* _Task statement_: Only the lines holding the string "Create" are needed. Copy each one.

* _Exercise material_:
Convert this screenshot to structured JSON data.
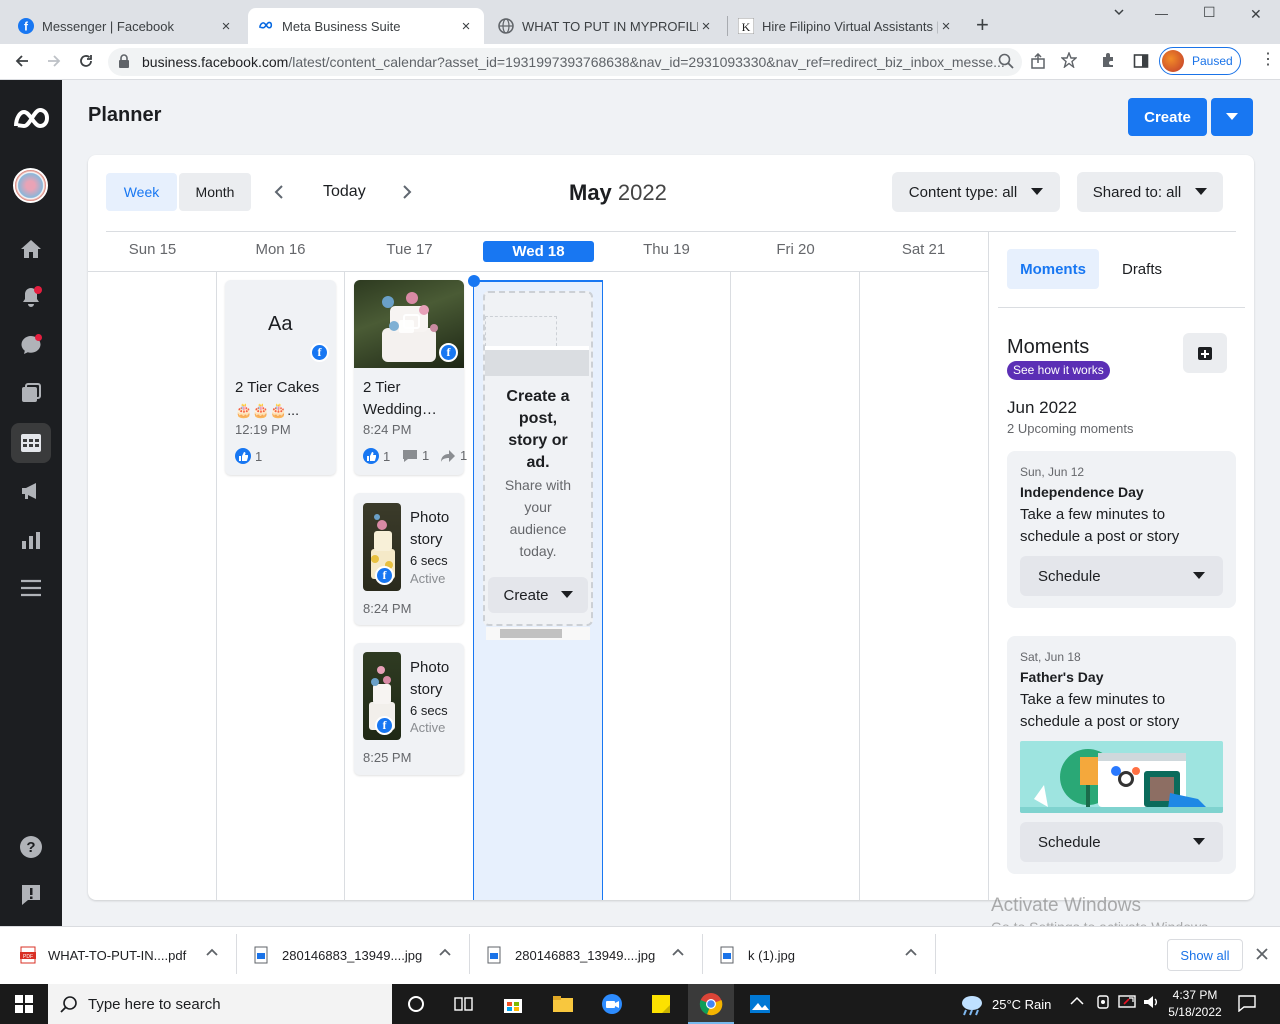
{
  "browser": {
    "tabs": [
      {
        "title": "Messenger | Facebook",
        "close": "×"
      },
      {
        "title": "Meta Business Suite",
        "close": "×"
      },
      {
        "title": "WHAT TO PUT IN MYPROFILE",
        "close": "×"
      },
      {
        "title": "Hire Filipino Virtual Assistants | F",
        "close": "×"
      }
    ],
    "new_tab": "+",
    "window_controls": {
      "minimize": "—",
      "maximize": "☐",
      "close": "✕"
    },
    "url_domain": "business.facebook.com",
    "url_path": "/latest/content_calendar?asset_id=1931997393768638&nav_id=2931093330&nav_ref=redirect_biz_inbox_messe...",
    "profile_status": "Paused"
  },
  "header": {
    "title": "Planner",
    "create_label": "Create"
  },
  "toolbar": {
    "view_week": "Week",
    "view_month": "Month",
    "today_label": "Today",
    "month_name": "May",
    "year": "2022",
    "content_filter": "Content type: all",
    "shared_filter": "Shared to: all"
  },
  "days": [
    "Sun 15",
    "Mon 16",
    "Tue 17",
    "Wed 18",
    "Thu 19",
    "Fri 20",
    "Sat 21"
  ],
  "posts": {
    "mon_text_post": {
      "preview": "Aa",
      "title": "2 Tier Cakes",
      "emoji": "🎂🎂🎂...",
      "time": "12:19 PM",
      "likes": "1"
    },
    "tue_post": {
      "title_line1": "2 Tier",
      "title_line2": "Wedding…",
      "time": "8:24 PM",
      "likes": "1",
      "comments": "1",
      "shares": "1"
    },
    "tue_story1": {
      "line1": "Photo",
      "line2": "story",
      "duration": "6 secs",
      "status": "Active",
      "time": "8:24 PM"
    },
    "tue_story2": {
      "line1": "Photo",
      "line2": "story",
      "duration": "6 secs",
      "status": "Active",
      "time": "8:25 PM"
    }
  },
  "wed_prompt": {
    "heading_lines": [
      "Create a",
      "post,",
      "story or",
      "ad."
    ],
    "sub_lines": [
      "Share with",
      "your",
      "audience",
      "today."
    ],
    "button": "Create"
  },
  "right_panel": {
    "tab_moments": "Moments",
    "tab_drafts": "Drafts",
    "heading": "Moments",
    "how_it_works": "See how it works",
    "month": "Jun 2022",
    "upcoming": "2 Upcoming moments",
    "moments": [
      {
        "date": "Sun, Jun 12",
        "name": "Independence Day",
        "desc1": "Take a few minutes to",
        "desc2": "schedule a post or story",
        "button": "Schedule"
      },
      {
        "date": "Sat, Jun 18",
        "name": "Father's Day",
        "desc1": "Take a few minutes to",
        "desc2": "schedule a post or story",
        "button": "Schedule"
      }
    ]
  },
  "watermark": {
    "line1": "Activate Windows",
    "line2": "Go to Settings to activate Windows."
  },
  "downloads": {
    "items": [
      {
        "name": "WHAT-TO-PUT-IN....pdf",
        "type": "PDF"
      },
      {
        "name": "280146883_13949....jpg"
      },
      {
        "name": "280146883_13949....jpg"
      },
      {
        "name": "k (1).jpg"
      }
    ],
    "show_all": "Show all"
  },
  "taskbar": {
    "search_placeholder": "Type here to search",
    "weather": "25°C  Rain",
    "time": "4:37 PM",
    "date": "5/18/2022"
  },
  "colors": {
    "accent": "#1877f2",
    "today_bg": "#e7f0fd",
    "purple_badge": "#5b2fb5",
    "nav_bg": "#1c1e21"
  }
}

* _Worked answer_:
    "create_label": "Create"
      "Create a",
    "button": "Create"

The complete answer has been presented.